**Work to be completed:**
Wherever the word "screenshot" turns up in a line of the entries, copy that line.

(Dataset records)
──────

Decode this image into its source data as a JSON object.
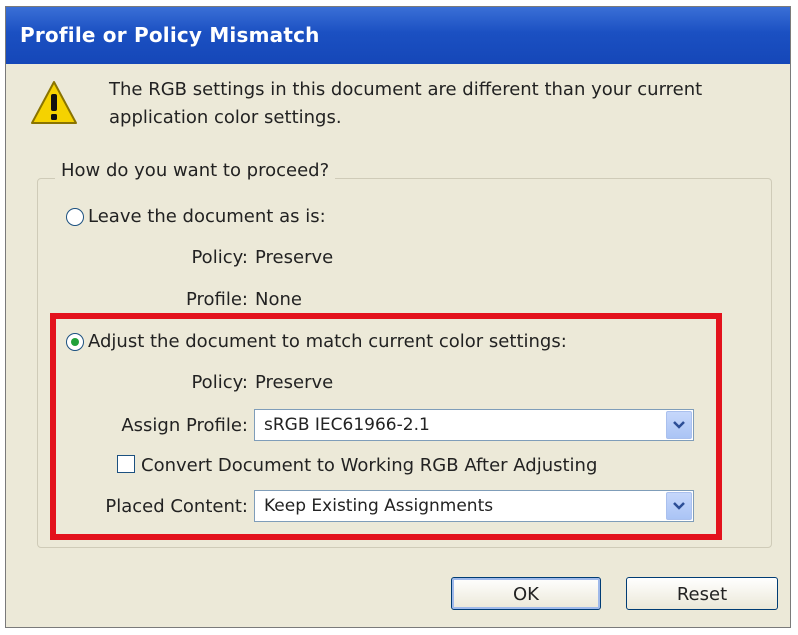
{
  "dialog": {
    "title": "Profile or Policy Mismatch",
    "message": "The RGB settings in this document are different than your current application color settings.",
    "icon": "warning-icon"
  },
  "group": {
    "legend": "How do you want to proceed?"
  },
  "option_leave": {
    "label": "Leave the document as is:",
    "selected": false,
    "policy_label": "Policy:",
    "policy_value": "Preserve",
    "profile_label": "Profile:",
    "profile_value": "None"
  },
  "option_adjust": {
    "label": "Adjust the document to match current color settings:",
    "selected": true,
    "policy_label": "Policy:",
    "policy_value": "Preserve",
    "assign_profile_label": "Assign Profile:",
    "assign_profile_value": "sRGB IEC61966-2.1",
    "convert_label": "Convert Document to Working RGB After Adjusting",
    "convert_checked": false,
    "placed_content_label": "Placed Content:",
    "placed_content_value": "Keep Existing Assignments"
  },
  "buttons": {
    "ok": "OK",
    "reset": "Reset"
  },
  "colors": {
    "titlebar": "#1b50c2",
    "dialog_bg": "#ece9d8",
    "highlight": "#e3121c",
    "radio_dot": "#22a13a"
  }
}
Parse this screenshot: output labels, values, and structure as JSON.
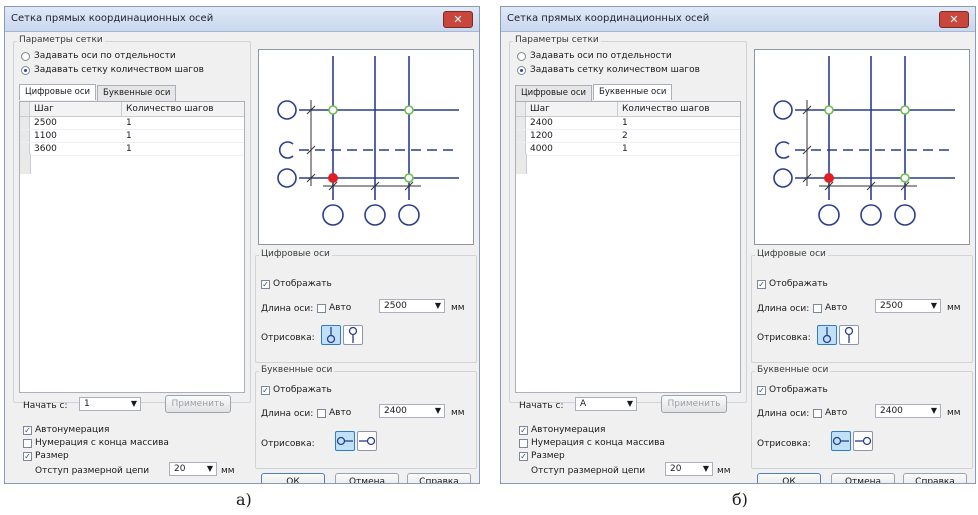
{
  "dialogs": [
    {
      "title": "Сетка прямых координационных осей",
      "close": "✕",
      "grid_params": {
        "legend": "Параметры сетки",
        "radio_separate": "Задавать оси по отдельности",
        "radio_count": "Задавать сетку количеством шагов"
      },
      "tabs": [
        "Цифровые оси",
        "Буквенные оси"
      ],
      "active_tab": 0,
      "table": {
        "headers": [
          "Шаг",
          "Количество шагов"
        ],
        "rows": [
          [
            "2500",
            "1"
          ],
          [
            "1100",
            "1"
          ],
          [
            "3600",
            "1"
          ]
        ]
      },
      "digital": {
        "legend": "Цифровые оси",
        "show": "Отображать",
        "length_label": "Длина оси:",
        "auto": "Авто",
        "length_value": "2500",
        "unit": "мм",
        "draw_label": "Отрисовка:"
      },
      "letter": {
        "legend": "Буквенные оси",
        "show": "Отображать",
        "length_label": "Длина оси:",
        "auto": "Авто",
        "length_value": "2400",
        "unit": "мм",
        "draw_label": "Отрисовка:"
      },
      "start": {
        "label": "Начать с:",
        "value": "1",
        "apply": "Применить"
      },
      "options": {
        "autonum": "Автонумерация",
        "from_end": "Нумерация с конца массива",
        "size": "Размер",
        "offset_label": "Отступ размерной цепи",
        "offset_value": "20",
        "offset_unit": "мм"
      },
      "buttons": [
        "ОК",
        "Отмена",
        "Справка"
      ]
    },
    {
      "title": "Сетка прямых координационных осей",
      "close": "✕",
      "grid_params": {
        "legend": "Параметры сетки",
        "radio_separate": "Задавать оси по отдельности",
        "radio_count": "Задавать сетку количеством шагов"
      },
      "tabs": [
        "Цифровые оси",
        "Буквенные оси"
      ],
      "active_tab": 1,
      "table": {
        "headers": [
          "Шаг",
          "Количество шагов"
        ],
        "rows": [
          [
            "2400",
            "1"
          ],
          [
            "1200",
            "2"
          ],
          [
            "4000",
            "1"
          ]
        ]
      },
      "digital": {
        "legend": "Цифровые оси",
        "show": "Отображать",
        "length_label": "Длина оси:",
        "auto": "Авто",
        "length_value": "2500",
        "unit": "мм",
        "draw_label": "Отрисовка:"
      },
      "letter": {
        "legend": "Буквенные оси",
        "show": "Отображать",
        "length_label": "Длина оси:",
        "auto": "Авто",
        "length_value": "2400",
        "unit": "мм",
        "draw_label": "Отрисовка:"
      },
      "start": {
        "label": "Начать с:",
        "value": "A",
        "apply": "Применить"
      },
      "options": {
        "autonum": "Автонумерация",
        "from_end": "Нумерация с конца массива",
        "size": "Размер",
        "offset_label": "Отступ размерной цепи",
        "offset_value": "20",
        "offset_unit": "мм"
      },
      "buttons": [
        "ОК",
        "Отмена",
        "Справка"
      ]
    }
  ],
  "captions": [
    "а)",
    "б)"
  ],
  "colors": {
    "axis": "#2b3d8f",
    "origin": "#e02020",
    "node": "#6cc04a",
    "selected_icon": "#bfe0f7"
  }
}
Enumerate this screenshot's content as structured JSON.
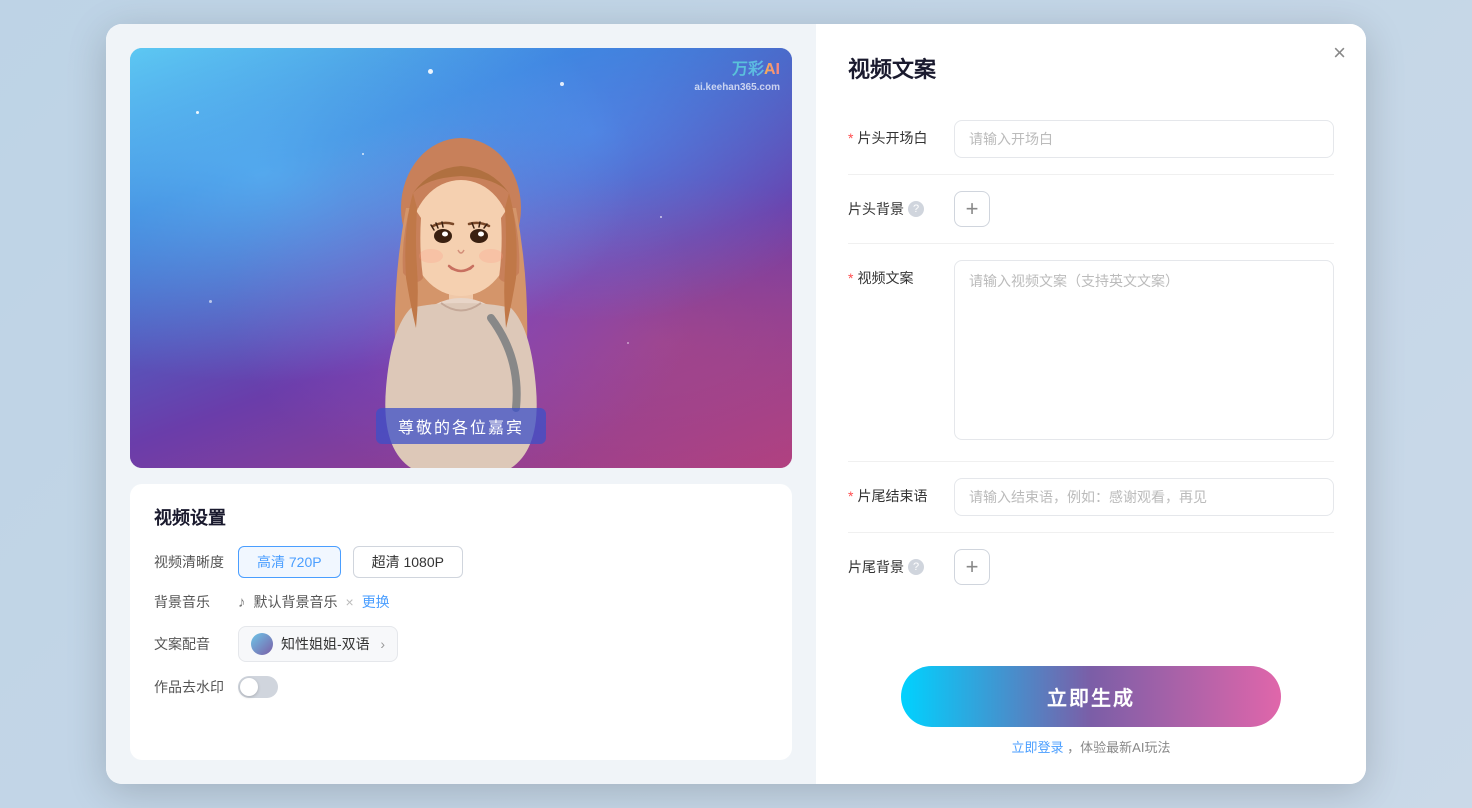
{
  "modal": {
    "close_label": "×"
  },
  "left": {
    "subtitle": "尊敬的各位嘉宾",
    "watermark_brand": "万彩",
    "watermark_ai": "AI",
    "watermark_site": "ai.keehan365.com",
    "settings_title": "视频设置",
    "quality_label": "视频清晰度",
    "quality_options": [
      {
        "label": "高清 720P",
        "active": true
      },
      {
        "label": "超清 1080P",
        "active": false
      }
    ],
    "music_label": "背景音乐",
    "music_name": "默认背景音乐",
    "music_change": "更换",
    "voice_label": "文案配音",
    "voice_name": "知性姐姐-双语",
    "watermark_label": "作品去水印",
    "toggle_off": false
  },
  "right": {
    "title": "视频文案",
    "opening_label": "片头开场白",
    "opening_placeholder": "请输入开场白",
    "opening_required": true,
    "bg_header_label": "片头背景",
    "bg_header_help": true,
    "content_label": "视频文案",
    "content_placeholder": "请输入视频文案（支持英文文案）",
    "content_required": true,
    "closing_label": "片尾结束语",
    "closing_placeholder": "请输入结束语，例如：感谢观看，再见",
    "closing_required": true,
    "bg_footer_label": "片尾背景",
    "bg_footer_help": true,
    "generate_label": "立即生成",
    "login_hint": "立即登录，体验最新AI玩法",
    "login_action": "立即登录"
  }
}
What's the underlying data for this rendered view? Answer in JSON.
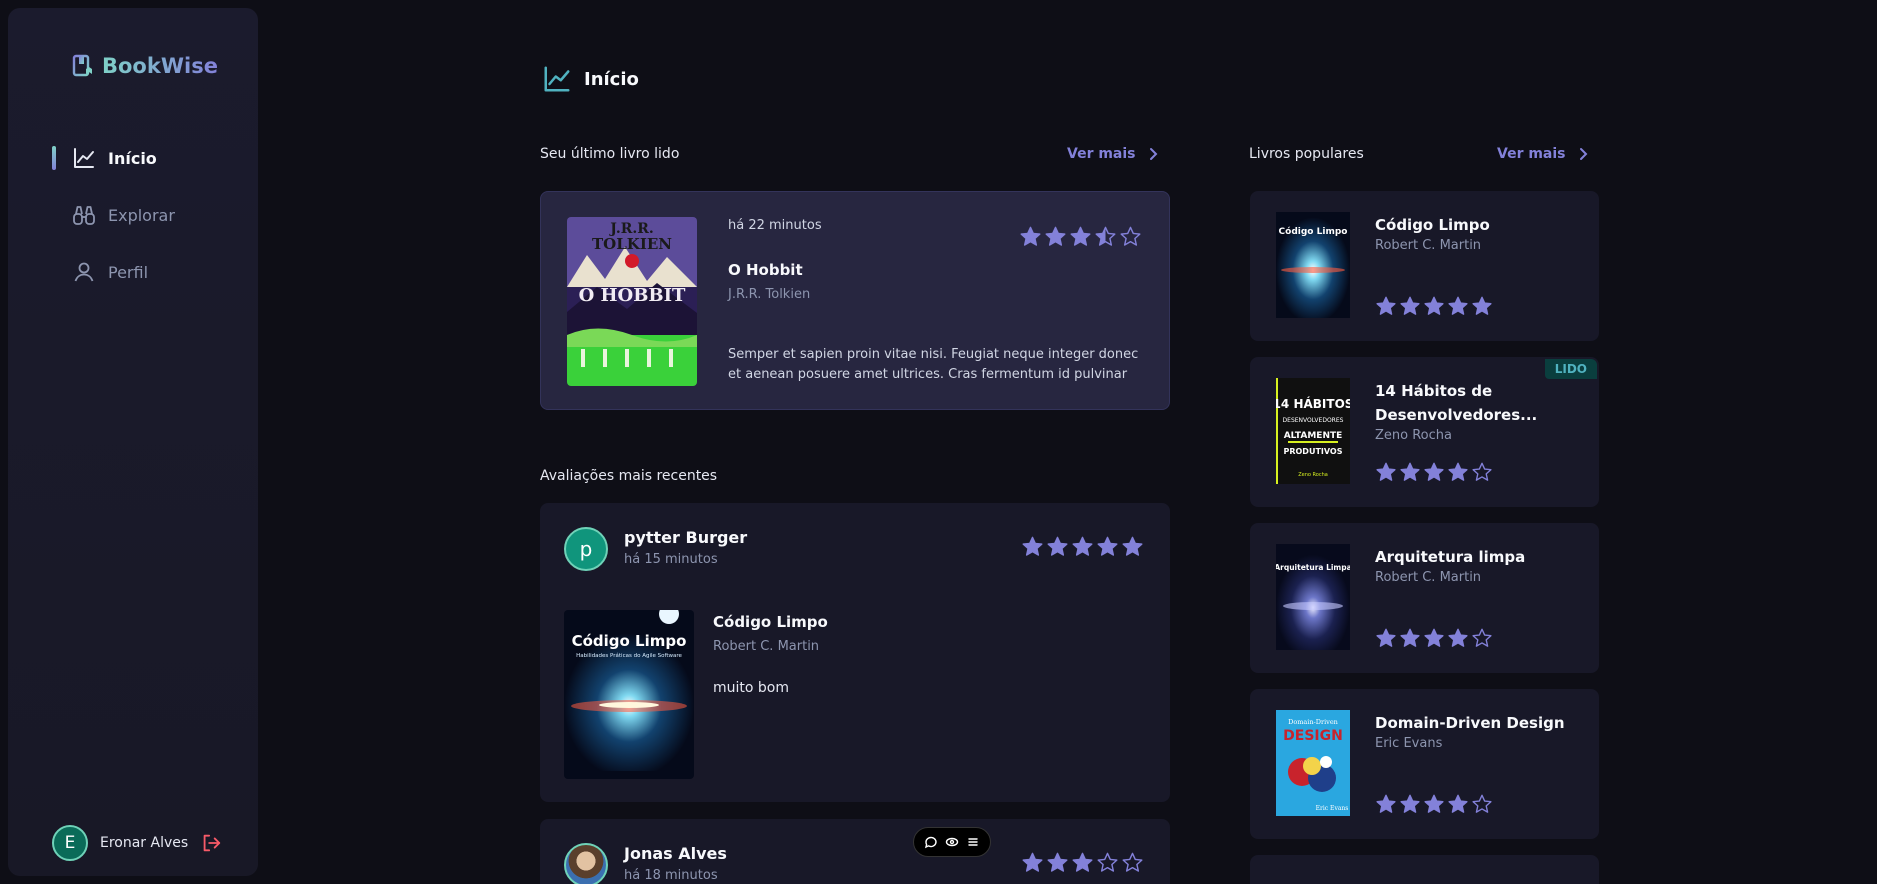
{
  "app": {
    "name": "BookWise"
  },
  "nav": [
    {
      "label": "Início",
      "icon": "chart-line-icon",
      "active": true
    },
    {
      "label": "Explorar",
      "icon": "binoculars-icon",
      "active": false
    },
    {
      "label": "Perfil",
      "icon": "user-icon",
      "active": false
    }
  ],
  "user": {
    "initial": "E",
    "name": "Eronar Alves"
  },
  "header": {
    "title": "Início"
  },
  "last_read": {
    "section_title": "Seu último livro lido",
    "see_more": "Ver mais",
    "time": "há 22 minutos",
    "title": "O Hobbit",
    "author": "J.R.R. Tolkien",
    "description": "Semper et sapien proin vitae nisi. Feugiat neque integer donec et aenean posuere amet ultrices. Cras fermentum id pulvinar varius...",
    "rating": 3.5,
    "cover_text_top": "J.R.R. TOLKIEN",
    "cover_text_title": "O HOBBIT"
  },
  "recent": {
    "section_title": "Avaliações mais recentes",
    "reviews": [
      {
        "initial": "p",
        "name": "pytter Burger",
        "time": "há 15 minutos",
        "rating": 5,
        "book": "Código Limpo",
        "author": "Robert C. Martin",
        "text": "muito bom"
      },
      {
        "name": "Jonas Alves",
        "time": "há 18 minutos",
        "rating": 3
      }
    ]
  },
  "popular": {
    "section_title": "Livros populares",
    "see_more": "Ver mais",
    "books": [
      {
        "title": "Código Limpo",
        "author": "Robert C. Martin",
        "rating": 5,
        "read": false
      },
      {
        "title": "14 Hábitos de Desenvolvedores...",
        "author": "Zeno Rocha",
        "rating": 4,
        "read": true,
        "badge": "LIDO"
      },
      {
        "title": "Arquitetura limpa",
        "author": "Robert C. Martin",
        "rating": 4,
        "read": false
      },
      {
        "title": "Domain-Driven Design",
        "author": "Eric Evans",
        "rating": 4,
        "read": false
      }
    ]
  },
  "colors": {
    "accent": "#8381d9",
    "star": "#8381d9",
    "teal": "#50b2c0",
    "background": "#0e0e16"
  }
}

──────

**Full output:**
Parse this screenshot: output labels, values, and structure as JSON.
Enumerate this screenshot's content as structured JSON.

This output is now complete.